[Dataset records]

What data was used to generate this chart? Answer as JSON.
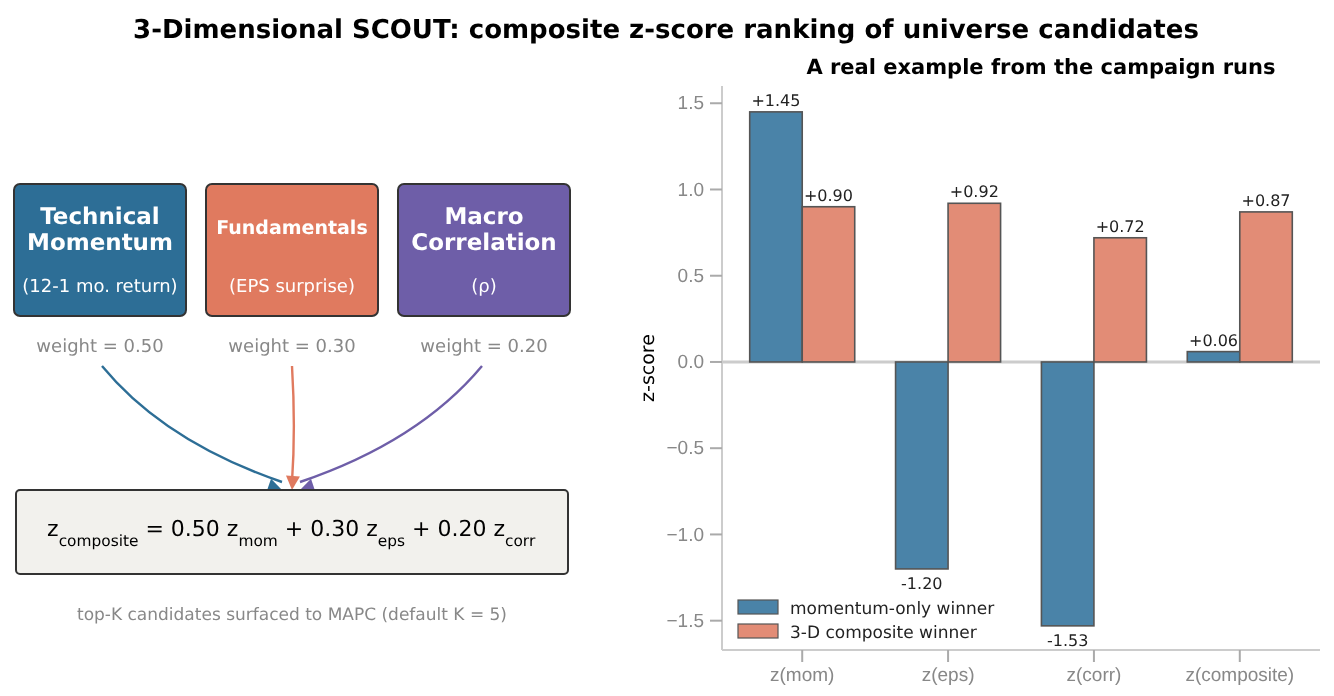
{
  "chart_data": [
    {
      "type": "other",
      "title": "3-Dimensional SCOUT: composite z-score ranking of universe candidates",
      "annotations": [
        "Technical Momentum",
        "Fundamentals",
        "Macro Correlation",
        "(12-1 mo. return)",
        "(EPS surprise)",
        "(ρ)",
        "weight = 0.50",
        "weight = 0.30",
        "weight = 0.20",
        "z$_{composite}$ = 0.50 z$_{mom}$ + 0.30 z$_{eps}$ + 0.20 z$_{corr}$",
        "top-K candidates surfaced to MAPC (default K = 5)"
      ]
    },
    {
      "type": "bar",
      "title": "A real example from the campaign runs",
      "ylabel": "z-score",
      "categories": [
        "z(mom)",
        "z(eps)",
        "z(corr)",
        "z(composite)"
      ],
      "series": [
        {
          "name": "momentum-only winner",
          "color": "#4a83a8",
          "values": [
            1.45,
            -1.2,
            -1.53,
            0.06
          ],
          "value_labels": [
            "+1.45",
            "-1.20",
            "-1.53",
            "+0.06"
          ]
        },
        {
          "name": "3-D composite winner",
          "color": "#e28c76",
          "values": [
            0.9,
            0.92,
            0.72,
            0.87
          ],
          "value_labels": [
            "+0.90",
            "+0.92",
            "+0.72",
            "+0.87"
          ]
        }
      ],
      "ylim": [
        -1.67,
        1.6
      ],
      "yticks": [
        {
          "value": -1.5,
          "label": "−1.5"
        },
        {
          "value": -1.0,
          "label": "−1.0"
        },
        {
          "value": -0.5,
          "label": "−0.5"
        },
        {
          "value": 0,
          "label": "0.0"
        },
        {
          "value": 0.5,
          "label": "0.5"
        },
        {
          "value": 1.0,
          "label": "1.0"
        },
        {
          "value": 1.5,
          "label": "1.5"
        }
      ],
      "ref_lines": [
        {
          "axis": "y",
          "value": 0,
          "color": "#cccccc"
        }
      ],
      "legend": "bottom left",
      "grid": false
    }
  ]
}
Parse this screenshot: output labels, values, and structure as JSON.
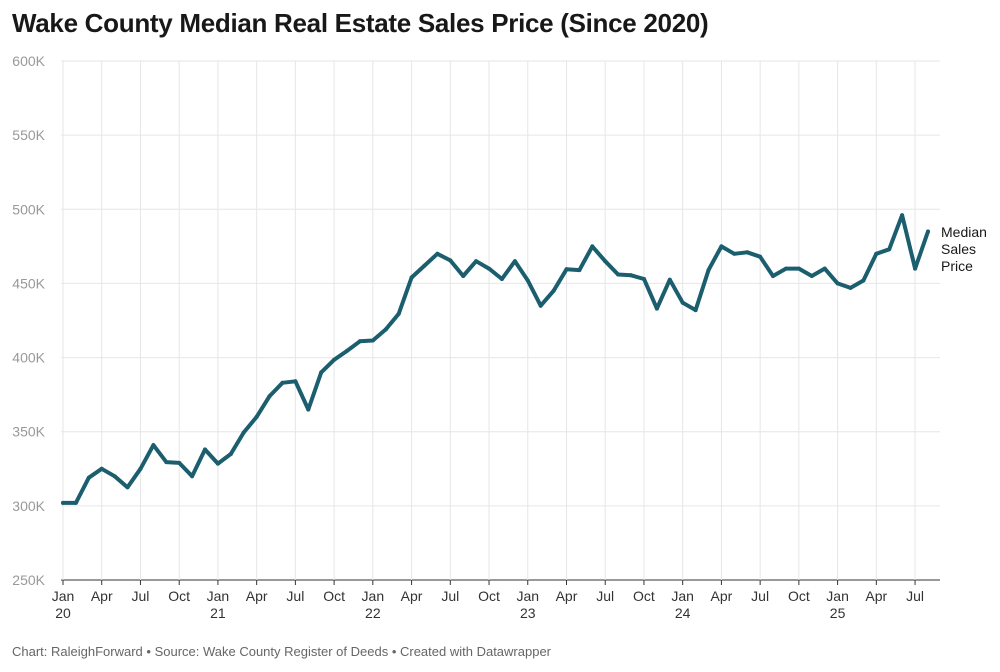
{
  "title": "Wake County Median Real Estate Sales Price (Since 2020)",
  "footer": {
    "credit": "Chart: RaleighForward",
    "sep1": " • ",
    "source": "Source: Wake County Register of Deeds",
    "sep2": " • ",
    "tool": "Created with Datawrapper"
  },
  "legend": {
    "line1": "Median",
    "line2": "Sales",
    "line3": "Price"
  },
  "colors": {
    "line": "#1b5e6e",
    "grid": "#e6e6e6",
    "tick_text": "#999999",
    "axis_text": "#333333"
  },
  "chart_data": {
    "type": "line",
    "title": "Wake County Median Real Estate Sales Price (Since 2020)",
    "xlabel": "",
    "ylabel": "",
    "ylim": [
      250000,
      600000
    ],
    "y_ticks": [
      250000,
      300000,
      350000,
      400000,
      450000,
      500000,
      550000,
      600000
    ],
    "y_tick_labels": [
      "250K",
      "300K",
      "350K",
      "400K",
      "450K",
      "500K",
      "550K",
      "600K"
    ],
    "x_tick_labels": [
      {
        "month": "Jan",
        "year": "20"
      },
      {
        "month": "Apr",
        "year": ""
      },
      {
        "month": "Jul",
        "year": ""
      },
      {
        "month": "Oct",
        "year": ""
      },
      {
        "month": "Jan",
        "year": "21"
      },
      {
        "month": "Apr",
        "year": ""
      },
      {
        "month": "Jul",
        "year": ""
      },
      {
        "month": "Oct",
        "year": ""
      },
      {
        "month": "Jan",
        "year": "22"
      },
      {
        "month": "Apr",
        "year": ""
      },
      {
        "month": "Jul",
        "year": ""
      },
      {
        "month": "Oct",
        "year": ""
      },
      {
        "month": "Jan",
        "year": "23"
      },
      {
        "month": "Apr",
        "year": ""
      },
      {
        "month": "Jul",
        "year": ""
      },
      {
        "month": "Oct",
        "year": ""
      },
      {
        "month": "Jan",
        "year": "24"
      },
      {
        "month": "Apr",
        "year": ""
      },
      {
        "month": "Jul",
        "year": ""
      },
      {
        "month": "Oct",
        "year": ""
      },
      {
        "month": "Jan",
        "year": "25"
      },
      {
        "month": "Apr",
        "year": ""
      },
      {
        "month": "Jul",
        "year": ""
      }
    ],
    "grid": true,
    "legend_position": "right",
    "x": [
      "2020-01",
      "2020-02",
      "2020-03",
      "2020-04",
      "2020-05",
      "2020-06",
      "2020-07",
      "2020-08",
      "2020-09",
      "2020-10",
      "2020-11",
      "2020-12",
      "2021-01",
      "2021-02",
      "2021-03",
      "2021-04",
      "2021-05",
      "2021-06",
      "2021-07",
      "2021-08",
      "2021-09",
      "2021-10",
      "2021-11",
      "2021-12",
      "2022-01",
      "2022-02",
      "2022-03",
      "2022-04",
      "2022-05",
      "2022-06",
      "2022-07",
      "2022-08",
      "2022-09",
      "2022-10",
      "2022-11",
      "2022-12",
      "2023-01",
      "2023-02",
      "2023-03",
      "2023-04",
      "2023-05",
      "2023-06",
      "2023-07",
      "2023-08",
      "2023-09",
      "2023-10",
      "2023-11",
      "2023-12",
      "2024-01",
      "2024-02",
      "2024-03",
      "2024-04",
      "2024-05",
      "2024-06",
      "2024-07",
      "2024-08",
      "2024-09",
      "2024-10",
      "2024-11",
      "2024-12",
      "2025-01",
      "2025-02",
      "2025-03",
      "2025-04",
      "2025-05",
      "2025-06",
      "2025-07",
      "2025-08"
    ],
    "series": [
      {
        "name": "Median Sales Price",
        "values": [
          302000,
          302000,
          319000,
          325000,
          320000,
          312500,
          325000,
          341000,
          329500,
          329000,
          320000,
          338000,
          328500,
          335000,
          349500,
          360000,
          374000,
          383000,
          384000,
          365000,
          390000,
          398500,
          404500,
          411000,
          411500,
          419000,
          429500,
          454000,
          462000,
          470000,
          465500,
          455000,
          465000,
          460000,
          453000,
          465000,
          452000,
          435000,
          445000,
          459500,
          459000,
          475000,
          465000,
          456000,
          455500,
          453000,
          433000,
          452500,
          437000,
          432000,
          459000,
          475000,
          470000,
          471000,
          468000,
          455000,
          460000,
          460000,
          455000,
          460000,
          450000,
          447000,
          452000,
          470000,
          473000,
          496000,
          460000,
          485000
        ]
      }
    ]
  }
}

Directive: Extract every line of the data exactly; pictures stay out.

Result for this exercise:
What data was used to generate this chart? Answer as JSON.
{
  "chart_data": [
    {
      "type": "other",
      "title": "3-Dimensional SCOUT: composite z-score ranking of universe candidates",
      "annotations": [
        "Technical Momentum",
        "Fundamentals",
        "Macro Correlation",
        "(12-1 mo. return)",
        "(EPS surprise)",
        "(ρ)",
        "weight = 0.50",
        "weight = 0.30",
        "weight = 0.20",
        "z$_{composite}$ = 0.50 z$_{mom}$ + 0.30 z$_{eps}$ + 0.20 z$_{corr}$",
        "top-K candidates surfaced to MAPC (default K = 5)"
      ]
    },
    {
      "type": "bar",
      "title": "A real example from the campaign runs",
      "ylabel": "z-score",
      "categories": [
        "z(mom)",
        "z(eps)",
        "z(corr)",
        "z(composite)"
      ],
      "series": [
        {
          "name": "momentum-only winner",
          "color": "#4a83a8",
          "values": [
            1.45,
            -1.2,
            -1.53,
            0.06
          ],
          "value_labels": [
            "+1.45",
            "-1.20",
            "-1.53",
            "+0.06"
          ]
        },
        {
          "name": "3-D composite winner",
          "color": "#e28c76",
          "values": [
            0.9,
            0.92,
            0.72,
            0.87
          ],
          "value_labels": [
            "+0.90",
            "+0.92",
            "+0.72",
            "+0.87"
          ]
        }
      ],
      "ylim": [
        -1.67,
        1.6
      ],
      "yticks": [
        {
          "value": -1.5,
          "label": "−1.5"
        },
        {
          "value": -1.0,
          "label": "−1.0"
        },
        {
          "value": -0.5,
          "label": "−0.5"
        },
        {
          "value": 0,
          "label": "0.0"
        },
        {
          "value": 0.5,
          "label": "0.5"
        },
        {
          "value": 1.0,
          "label": "1.0"
        },
        {
          "value": 1.5,
          "label": "1.5"
        }
      ],
      "ref_lines": [
        {
          "axis": "y",
          "value": 0,
          "color": "#cccccc"
        }
      ],
      "legend": "bottom left",
      "grid": false
    }
  ]
}
Parse this screenshot: output labels, values, and structure as JSON.
{
  "title": "Wake County Median Real Estate Sales Price (Since 2020)",
  "footer": {
    "credit": "Chart: RaleighForward",
    "sep1": " • ",
    "source": "Source: Wake County Register of Deeds",
    "sep2": " • ",
    "tool": "Created with Datawrapper"
  },
  "legend": {
    "line1": "Median",
    "line2": "Sales",
    "line3": "Price"
  },
  "colors": {
    "line": "#1b5e6e",
    "grid": "#e6e6e6",
    "tick_text": "#999999",
    "axis_text": "#333333"
  },
  "chart_data": {
    "type": "line",
    "title": "Wake County Median Real Estate Sales Price (Since 2020)",
    "xlabel": "",
    "ylabel": "",
    "ylim": [
      250000,
      600000
    ],
    "y_ticks": [
      250000,
      300000,
      350000,
      400000,
      450000,
      500000,
      550000,
      600000
    ],
    "y_tick_labels": [
      "250K",
      "300K",
      "350K",
      "400K",
      "450K",
      "500K",
      "550K",
      "600K"
    ],
    "x_tick_labels": [
      {
        "month": "Jan",
        "year": "20"
      },
      {
        "month": "Apr",
        "year": ""
      },
      {
        "month": "Jul",
        "year": ""
      },
      {
        "month": "Oct",
        "year": ""
      },
      {
        "month": "Jan",
        "year": "21"
      },
      {
        "month": "Apr",
        "year": ""
      },
      {
        "month": "Jul",
        "year": ""
      },
      {
        "month": "Oct",
        "year": ""
      },
      {
        "month": "Jan",
        "year": "22"
      },
      {
        "month": "Apr",
        "year": ""
      },
      {
        "month": "Jul",
        "year": ""
      },
      {
        "month": "Oct",
        "year": ""
      },
      {
        "month": "Jan",
        "year": "23"
      },
      {
        "month": "Apr",
        "year": ""
      },
      {
        "month": "Jul",
        "year": ""
      },
      {
        "month": "Oct",
        "year": ""
      },
      {
        "month": "Jan",
        "year": "24"
      },
      {
        "month": "Apr",
        "year": ""
      },
      {
        "month": "Jul",
        "year": ""
      },
      {
        "month": "Oct",
        "year": ""
      },
      {
        "month": "Jan",
        "year": "25"
      },
      {
        "month": "Apr",
        "year": ""
      },
      {
        "month": "Jul",
        "year": ""
      }
    ],
    "grid": true,
    "legend_position": "right",
    "x": [
      "2020-01",
      "2020-02",
      "2020-03",
      "2020-04",
      "2020-05",
      "2020-06",
      "2020-07",
      "2020-08",
      "2020-09",
      "2020-10",
      "2020-11",
      "2020-12",
      "2021-01",
      "2021-02",
      "2021-03",
      "2021-04",
      "2021-05",
      "2021-06",
      "2021-07",
      "2021-08",
      "2021-09",
      "2021-10",
      "2021-11",
      "2021-12",
      "2022-01",
      "2022-02",
      "2022-03",
      "2022-04",
      "2022-05",
      "2022-06",
      "2022-07",
      "2022-08",
      "2022-09",
      "2022-10",
      "2022-11",
      "2022-12",
      "2023-01",
      "2023-02",
      "2023-03",
      "2023-04",
      "2023-05",
      "2023-06",
      "2023-07",
      "2023-08",
      "2023-09",
      "2023-10",
      "2023-11",
      "2023-12",
      "2024-01",
      "2024-02",
      "2024-03",
      "2024-04",
      "2024-05",
      "2024-06",
      "2024-07",
      "2024-08",
      "2024-09",
      "2024-10",
      "2024-11",
      "2024-12",
      "2025-01",
      "2025-02",
      "2025-03",
      "2025-04",
      "2025-05",
      "2025-06",
      "2025-07",
      "2025-08"
    ],
    "series": [
      {
        "name": "Median Sales Price",
        "values": [
          302000,
          302000,
          319000,
          325000,
          320000,
          312500,
          325000,
          341000,
          329500,
          329000,
          320000,
          338000,
          328500,
          335000,
          349500,
          360000,
          374000,
          383000,
          384000,
          365000,
          390000,
          398500,
          404500,
          411000,
          411500,
          419000,
          429500,
          454000,
          462000,
          470000,
          465500,
          455000,
          465000,
          460000,
          453000,
          465000,
          452000,
          435000,
          445000,
          459500,
          459000,
          475000,
          465000,
          456000,
          455500,
          453000,
          433000,
          452500,
          437000,
          432000,
          459000,
          475000,
          470000,
          471000,
          468000,
          455000,
          460000,
          460000,
          455000,
          460000,
          450000,
          447000,
          452000,
          470000,
          473000,
          496000,
          460000,
          485000
        ]
      }
    ]
  }
}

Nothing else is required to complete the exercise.